Information provided =
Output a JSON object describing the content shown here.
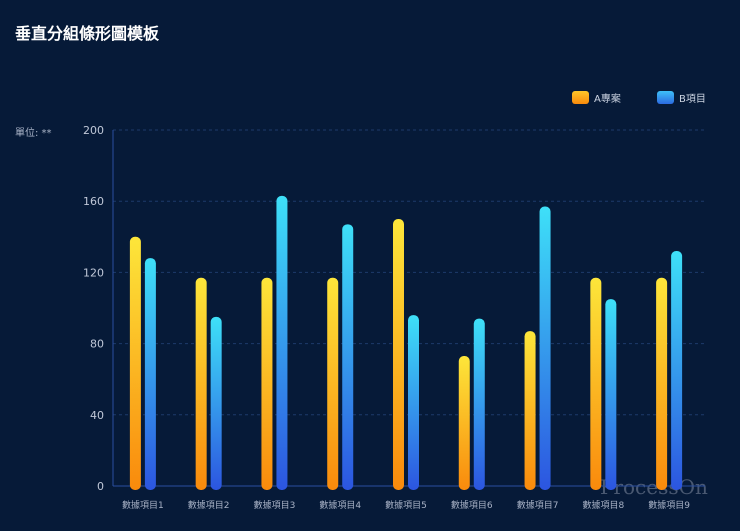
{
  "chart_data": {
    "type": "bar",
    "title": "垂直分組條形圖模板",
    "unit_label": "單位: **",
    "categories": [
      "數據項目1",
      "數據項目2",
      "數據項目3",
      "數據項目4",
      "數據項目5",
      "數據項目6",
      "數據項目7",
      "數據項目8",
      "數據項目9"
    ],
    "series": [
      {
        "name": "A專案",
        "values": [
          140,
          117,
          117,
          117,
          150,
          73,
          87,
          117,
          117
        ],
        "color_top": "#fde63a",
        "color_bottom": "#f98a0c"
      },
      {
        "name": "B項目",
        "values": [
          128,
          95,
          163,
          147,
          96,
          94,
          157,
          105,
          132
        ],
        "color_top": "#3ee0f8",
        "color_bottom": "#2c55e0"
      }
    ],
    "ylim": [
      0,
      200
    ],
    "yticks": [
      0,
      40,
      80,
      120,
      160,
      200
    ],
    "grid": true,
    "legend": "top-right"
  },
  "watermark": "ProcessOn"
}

---

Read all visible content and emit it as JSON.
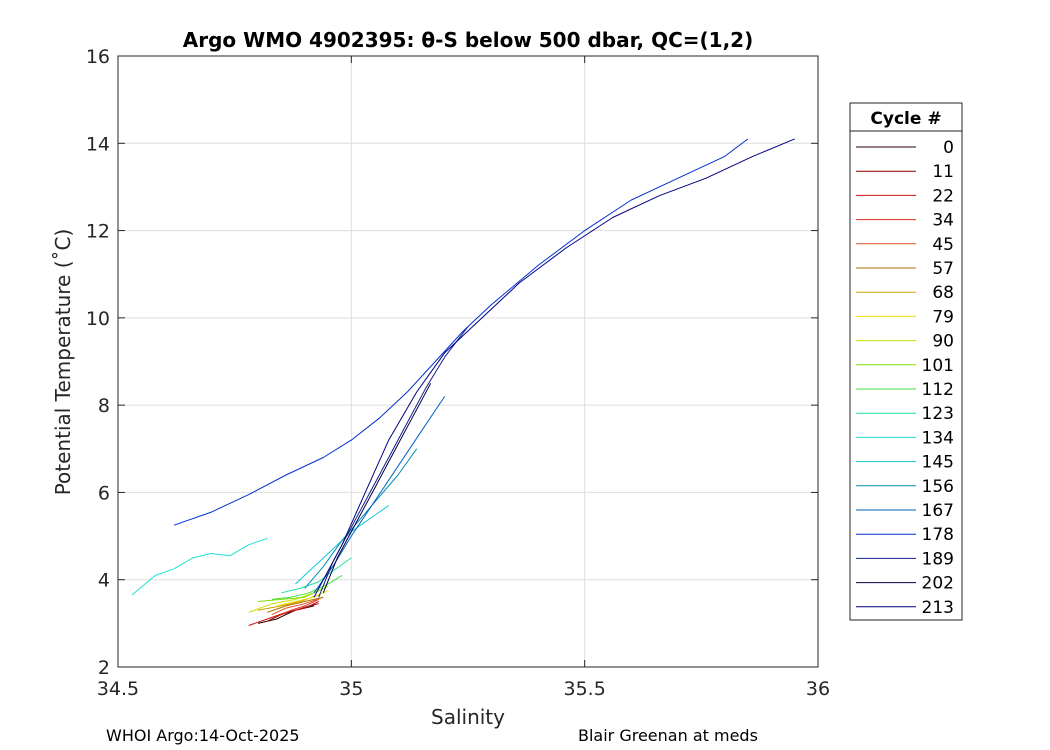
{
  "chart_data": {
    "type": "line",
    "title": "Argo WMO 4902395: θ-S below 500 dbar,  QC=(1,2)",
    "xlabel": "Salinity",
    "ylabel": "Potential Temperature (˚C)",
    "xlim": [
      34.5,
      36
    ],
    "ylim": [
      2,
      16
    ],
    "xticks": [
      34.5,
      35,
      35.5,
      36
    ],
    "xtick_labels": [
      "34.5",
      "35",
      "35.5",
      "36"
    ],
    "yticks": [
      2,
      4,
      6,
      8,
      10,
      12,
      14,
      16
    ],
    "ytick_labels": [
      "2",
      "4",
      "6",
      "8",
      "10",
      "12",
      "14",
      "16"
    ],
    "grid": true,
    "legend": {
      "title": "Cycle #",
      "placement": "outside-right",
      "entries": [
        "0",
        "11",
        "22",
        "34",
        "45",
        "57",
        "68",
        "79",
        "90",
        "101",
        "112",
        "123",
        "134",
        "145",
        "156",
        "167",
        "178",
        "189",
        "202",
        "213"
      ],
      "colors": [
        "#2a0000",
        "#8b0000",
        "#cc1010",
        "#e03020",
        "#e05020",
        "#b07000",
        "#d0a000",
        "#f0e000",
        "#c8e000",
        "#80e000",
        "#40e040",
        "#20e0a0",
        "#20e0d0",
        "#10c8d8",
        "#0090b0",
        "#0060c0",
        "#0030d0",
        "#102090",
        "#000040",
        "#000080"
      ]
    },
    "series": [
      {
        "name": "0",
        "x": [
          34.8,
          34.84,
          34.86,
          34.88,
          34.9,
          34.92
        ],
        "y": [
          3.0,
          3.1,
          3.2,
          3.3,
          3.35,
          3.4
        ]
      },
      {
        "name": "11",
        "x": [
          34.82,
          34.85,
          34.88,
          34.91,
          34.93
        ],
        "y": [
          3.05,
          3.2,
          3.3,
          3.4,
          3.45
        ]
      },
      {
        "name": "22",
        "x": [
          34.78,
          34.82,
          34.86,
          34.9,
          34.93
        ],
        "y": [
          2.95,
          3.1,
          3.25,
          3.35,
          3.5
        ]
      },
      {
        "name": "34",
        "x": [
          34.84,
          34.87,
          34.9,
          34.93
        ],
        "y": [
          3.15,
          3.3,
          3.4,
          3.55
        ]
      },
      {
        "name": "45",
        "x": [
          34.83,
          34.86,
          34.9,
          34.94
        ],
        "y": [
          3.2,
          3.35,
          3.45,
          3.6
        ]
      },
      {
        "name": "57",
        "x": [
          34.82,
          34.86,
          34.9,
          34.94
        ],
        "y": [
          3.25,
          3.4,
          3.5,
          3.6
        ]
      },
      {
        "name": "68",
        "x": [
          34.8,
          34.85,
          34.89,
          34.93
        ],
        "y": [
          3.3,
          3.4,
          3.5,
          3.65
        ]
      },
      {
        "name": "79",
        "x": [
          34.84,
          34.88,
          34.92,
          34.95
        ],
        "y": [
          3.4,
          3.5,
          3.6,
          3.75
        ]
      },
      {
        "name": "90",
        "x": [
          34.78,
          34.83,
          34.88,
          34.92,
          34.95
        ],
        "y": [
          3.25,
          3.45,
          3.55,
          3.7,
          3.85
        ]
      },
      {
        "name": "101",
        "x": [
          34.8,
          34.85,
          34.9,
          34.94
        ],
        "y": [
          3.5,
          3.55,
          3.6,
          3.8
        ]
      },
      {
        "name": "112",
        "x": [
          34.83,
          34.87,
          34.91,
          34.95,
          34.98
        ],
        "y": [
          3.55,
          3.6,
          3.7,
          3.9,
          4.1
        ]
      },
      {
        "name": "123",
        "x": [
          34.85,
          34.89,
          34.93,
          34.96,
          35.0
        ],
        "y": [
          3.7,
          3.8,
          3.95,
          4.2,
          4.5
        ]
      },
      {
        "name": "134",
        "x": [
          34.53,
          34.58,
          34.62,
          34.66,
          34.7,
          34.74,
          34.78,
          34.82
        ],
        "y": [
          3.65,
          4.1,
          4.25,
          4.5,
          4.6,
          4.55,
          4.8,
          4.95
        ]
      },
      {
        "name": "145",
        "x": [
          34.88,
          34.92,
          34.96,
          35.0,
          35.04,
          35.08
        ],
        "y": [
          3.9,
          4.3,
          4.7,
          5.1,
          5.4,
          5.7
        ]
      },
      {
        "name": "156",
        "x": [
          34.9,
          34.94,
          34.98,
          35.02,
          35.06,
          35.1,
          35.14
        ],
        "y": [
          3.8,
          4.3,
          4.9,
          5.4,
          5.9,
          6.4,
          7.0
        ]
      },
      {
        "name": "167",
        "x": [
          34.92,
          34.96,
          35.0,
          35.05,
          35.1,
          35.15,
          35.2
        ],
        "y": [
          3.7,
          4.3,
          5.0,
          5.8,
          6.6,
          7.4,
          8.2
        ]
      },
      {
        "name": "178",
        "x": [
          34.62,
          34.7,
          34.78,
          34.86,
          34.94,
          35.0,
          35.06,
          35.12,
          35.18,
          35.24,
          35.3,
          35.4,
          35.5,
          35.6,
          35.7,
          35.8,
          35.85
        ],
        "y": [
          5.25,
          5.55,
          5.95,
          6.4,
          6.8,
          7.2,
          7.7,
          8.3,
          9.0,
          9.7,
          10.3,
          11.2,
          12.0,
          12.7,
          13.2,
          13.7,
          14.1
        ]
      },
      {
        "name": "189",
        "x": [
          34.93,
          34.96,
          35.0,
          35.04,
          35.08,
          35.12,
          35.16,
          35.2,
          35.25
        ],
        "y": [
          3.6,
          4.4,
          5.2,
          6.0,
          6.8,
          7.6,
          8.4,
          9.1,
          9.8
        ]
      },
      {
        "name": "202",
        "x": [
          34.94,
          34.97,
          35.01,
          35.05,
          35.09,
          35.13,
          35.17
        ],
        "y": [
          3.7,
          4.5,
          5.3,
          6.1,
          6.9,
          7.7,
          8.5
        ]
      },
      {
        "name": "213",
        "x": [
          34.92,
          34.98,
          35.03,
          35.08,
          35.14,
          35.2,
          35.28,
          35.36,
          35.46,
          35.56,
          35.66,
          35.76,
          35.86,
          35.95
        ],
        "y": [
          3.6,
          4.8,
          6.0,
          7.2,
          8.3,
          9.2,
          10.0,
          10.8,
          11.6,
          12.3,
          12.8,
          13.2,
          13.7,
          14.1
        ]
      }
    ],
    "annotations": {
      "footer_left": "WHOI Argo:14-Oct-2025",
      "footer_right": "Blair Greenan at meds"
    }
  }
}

--

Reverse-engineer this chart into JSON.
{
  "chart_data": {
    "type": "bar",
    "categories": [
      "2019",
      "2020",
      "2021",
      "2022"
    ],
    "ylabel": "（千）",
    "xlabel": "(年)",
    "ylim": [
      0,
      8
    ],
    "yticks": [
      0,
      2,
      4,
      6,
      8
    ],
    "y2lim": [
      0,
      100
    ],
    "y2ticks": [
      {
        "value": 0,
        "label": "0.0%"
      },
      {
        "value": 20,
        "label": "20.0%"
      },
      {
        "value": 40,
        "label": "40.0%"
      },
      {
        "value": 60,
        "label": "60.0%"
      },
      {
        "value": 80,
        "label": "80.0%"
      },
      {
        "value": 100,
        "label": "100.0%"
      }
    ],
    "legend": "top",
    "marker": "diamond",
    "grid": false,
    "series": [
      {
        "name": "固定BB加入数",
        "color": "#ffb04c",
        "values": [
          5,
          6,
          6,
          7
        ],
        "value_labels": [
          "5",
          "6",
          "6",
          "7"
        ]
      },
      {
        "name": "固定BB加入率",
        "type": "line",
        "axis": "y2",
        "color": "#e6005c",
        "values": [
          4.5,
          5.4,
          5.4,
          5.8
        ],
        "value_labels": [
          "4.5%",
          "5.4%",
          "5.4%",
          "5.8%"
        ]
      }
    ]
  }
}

To be done = Point out every line holding the string "title" and copy it.

Final result =
    "title": "垂直分組條形圖模板",
    "title": "Argo WMO 4902395: θ-S below 500 dbar,  QC=(1,2)",
      "title": "Cycle #",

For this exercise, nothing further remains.